*Task statement*:
All of the data that follows should be retyped exactly, please, except the pictures.

*Material for this exercise*:
-=-=-
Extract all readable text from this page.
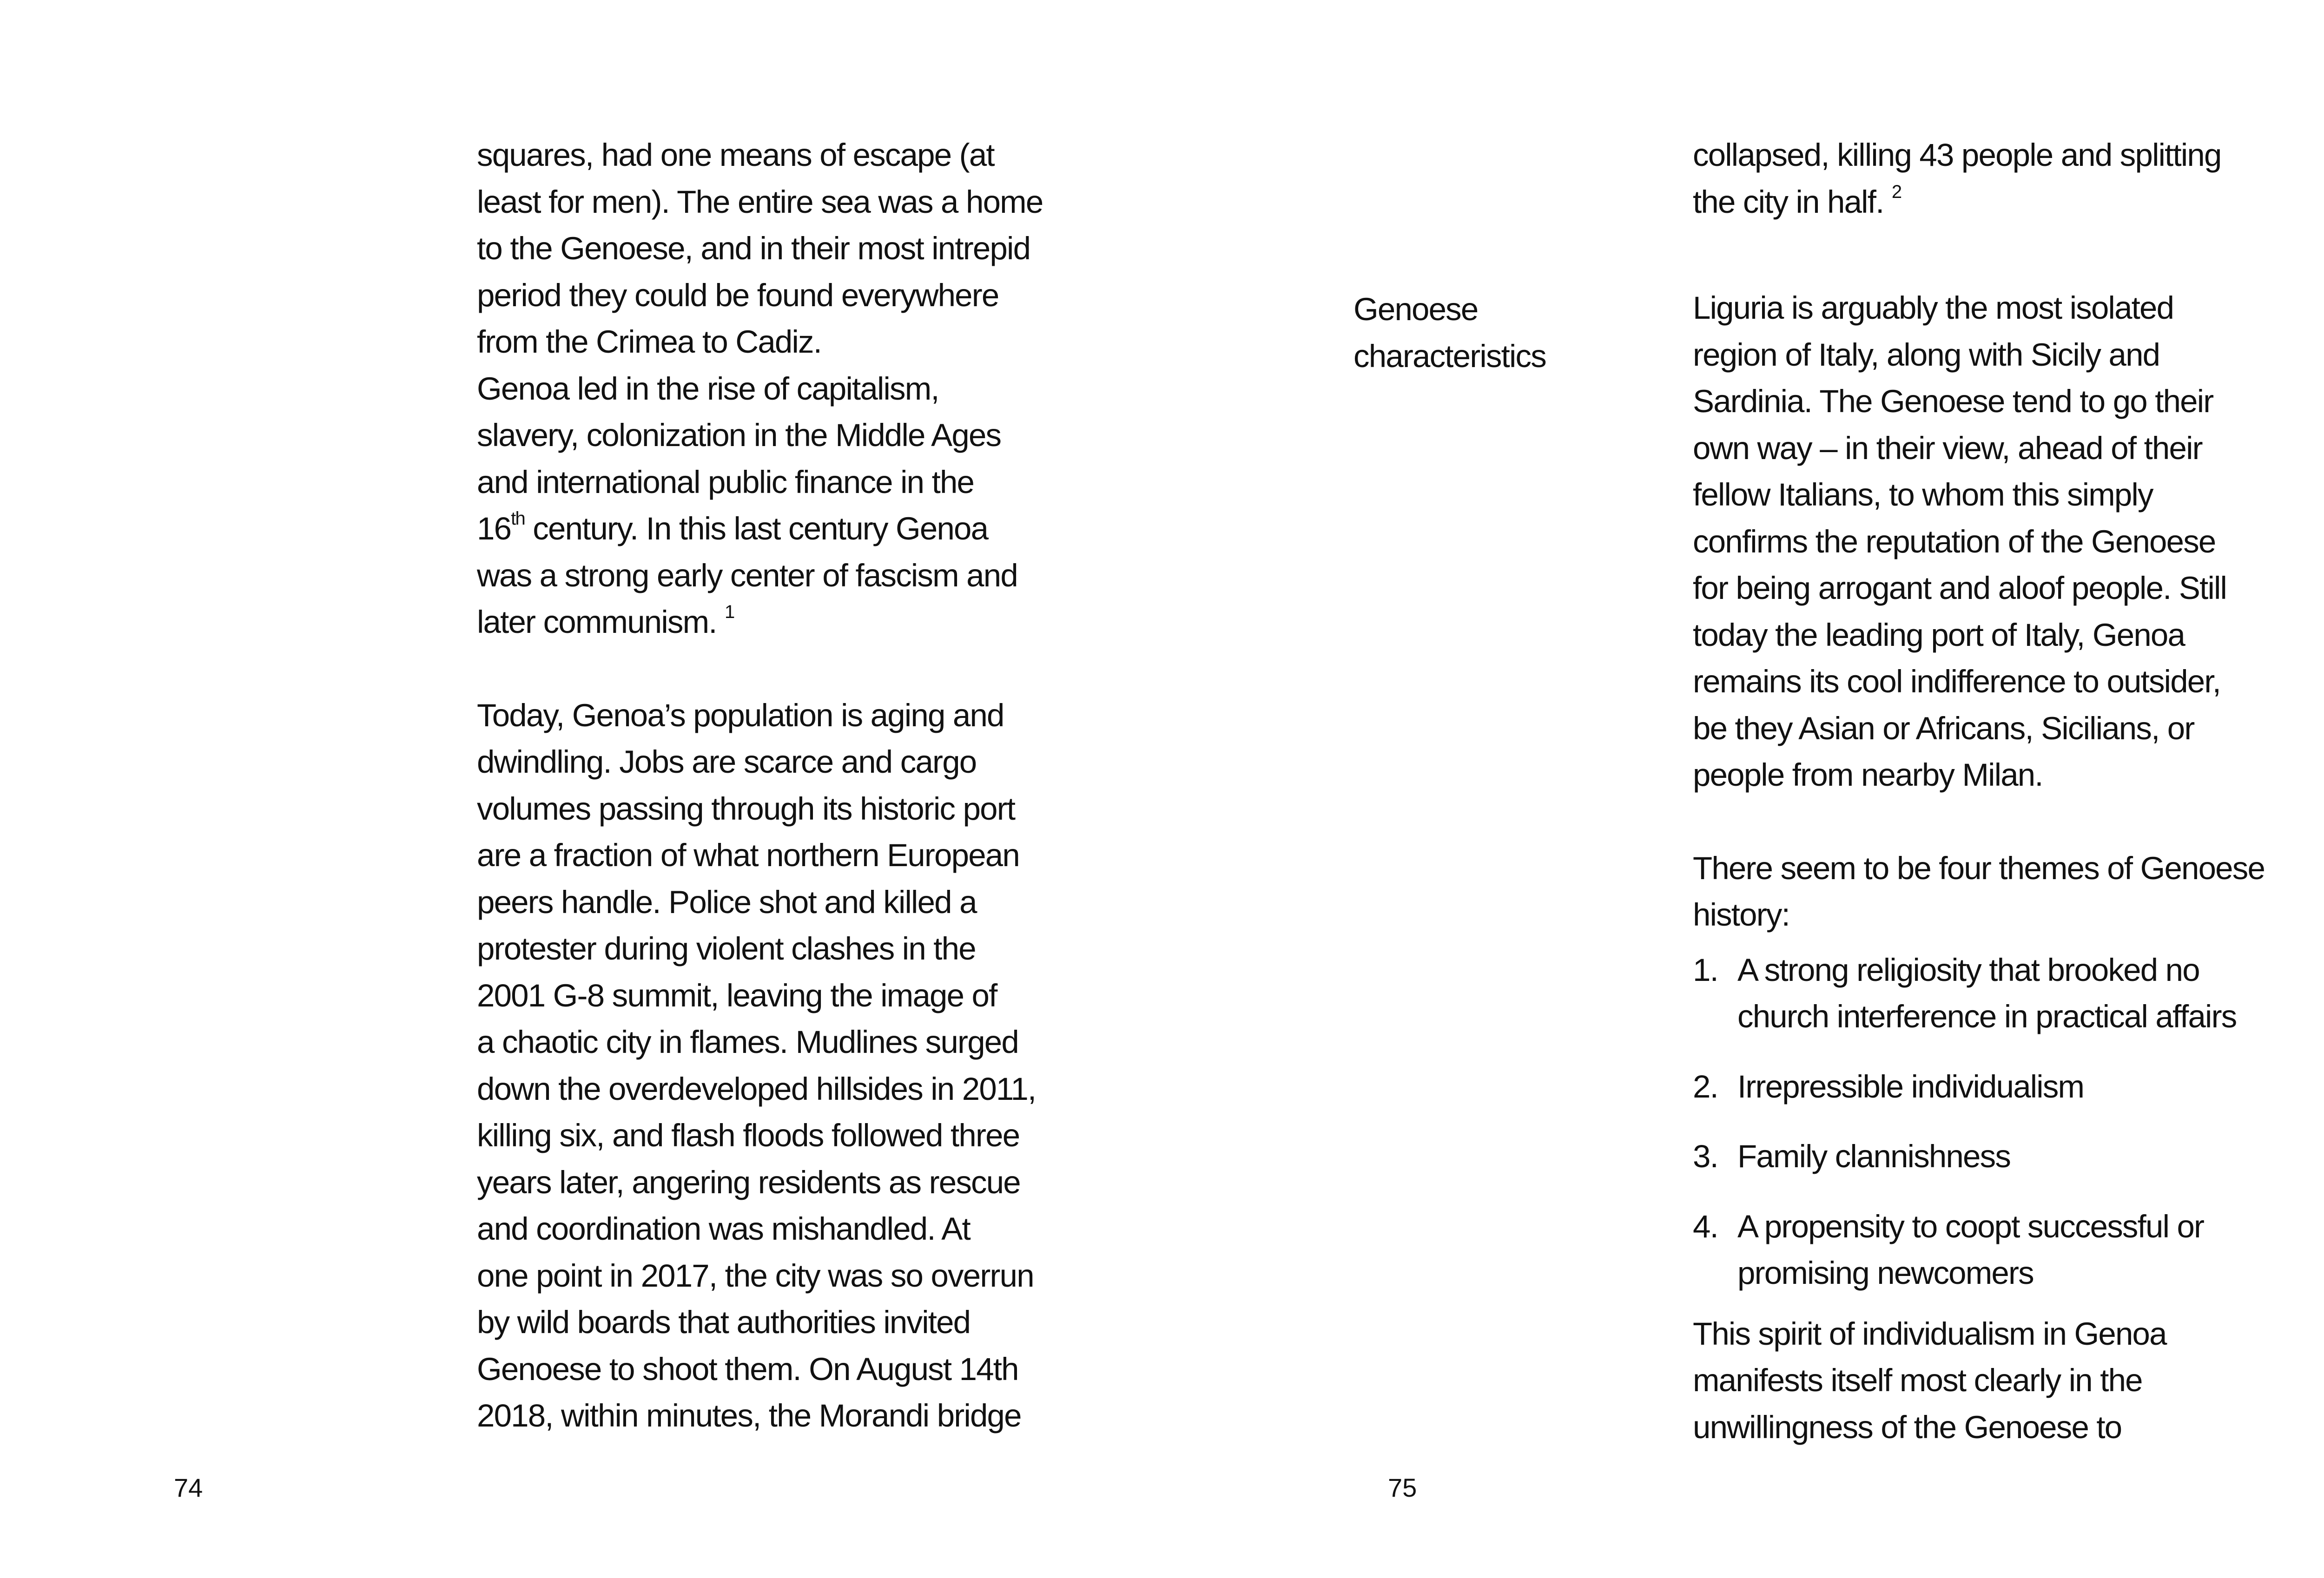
squares, had one means of escape (at
least for men). The entire sea was a home
to the Genoese, and in their most intrepid
period they could be found everywhere
from the Crimea to Cadiz.
Genoa led in the rise of capitalism,
slavery, colonization in the Middle Ages
and international public finance in the

16th century. In this last century Genoa
was a strong early center of fascism and
later communism. $^1$

Today, Genoa’s population is aging and
dwindling. Jobs are scarce and cargo
volumes passing through its historic port
are a fraction of what northern European
peers handle. Police shot and killed a
protester during violent clashes in the
2001 G-8 summit, leaving the image of
a chaotic city in flames. Mudlines surged
down the overdeveloped hillsides in 2011,
killing six, and flash floods followed three
years later, angering residents as rescue
and coordination was mishandled. At
one point in 2017, the city was so overrun
by wild boards that authorities invited
Genoese to shoot them. On August 14th
2018, within minutes, the Morandi bridge

74

Genoese
characteristics

collapsed, killing 43 people and splitting
the city in half. $^2$

Liguria is arguably the most isolated
region of Italy, along with Sicily and
Sardinia. The Genoese tend to go their
own way – in their view, ahead of their
fellow Italians, to whom this simply
confirms the reputation of the Genoese
for being arrogant and aloof people. Still
today the leading port of Italy, Genoa
remains its cool indifference to outsider,
be they Asian or Africans, Sicilians, or
people from nearby Milan.

There seem to be four themes of Genoese
history:

1. A strong religiosity that brooked no
church interference in practical affairs
2. Irrepressible individualism
3. Family clannishness
4. A propensity to coopt successful or
promising newcomers

This spirit of individualism in Genoa
manifests itself most clearly in the
unwillingness of the Genoese to

75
-=-=-
*Task response*:
Extract all readable text from this page.
squares, had one means of escape (at
least for men). The entire sea was a home
to the Genoese, and in their most intrepid
period they could be found everywhere
from the Crimea to Cadiz.
Genoa led in the rise of capitalism,
slavery, colonization in the Middle Ages
and international public finance in the

16th century. In this last century Genoa
was a strong early center of fascism and
later communism. $^1$

Today, Genoa’s population is aging and
dwindling. Jobs are scarce and cargo
volumes passing through its historic port
are a fraction of what northern European
peers handle. Police shot and killed a
protester during violent clashes in the
2001 G-8 summit, leaving the image of
a chaotic city in flames. Mudlines surged
down the overdeveloped hillsides in 2011,
killing six, and flash floods followed three
years later, angering residents as rescue
and coordination was mishandled. At
one point in 2017, the city was so overrun
by wild boards that authorities invited
Genoese to shoot them. On August 14th
2018, within minutes, the Morandi bridge

74

Genoese
characteristics

collapsed, killing 43 people and splitting
the city in half. $^2$

Liguria is arguably the most isolated
region of Italy, along with Sicily and
Sardinia. The Genoese tend to go their
own way – in their view, ahead of their
fellow Italians, to whom this simply
confirms the reputation of the Genoese
for being arrogant and aloof people. Still
today the leading port of Italy, Genoa
remains its cool indifference to outsider,
be they Asian or Africans, Sicilians, or
people from nearby Milan.

There seem to be four themes of Genoese
history:

1. A strong religiosity that brooked no
church interference in practical affairs
2. Irrepressible individualism
3. Family clannishness
4. A propensity to coopt successful or
promising newcomers

This spirit of individualism in Genoa
manifests itself most clearly in the
unwillingness of the Genoese to

75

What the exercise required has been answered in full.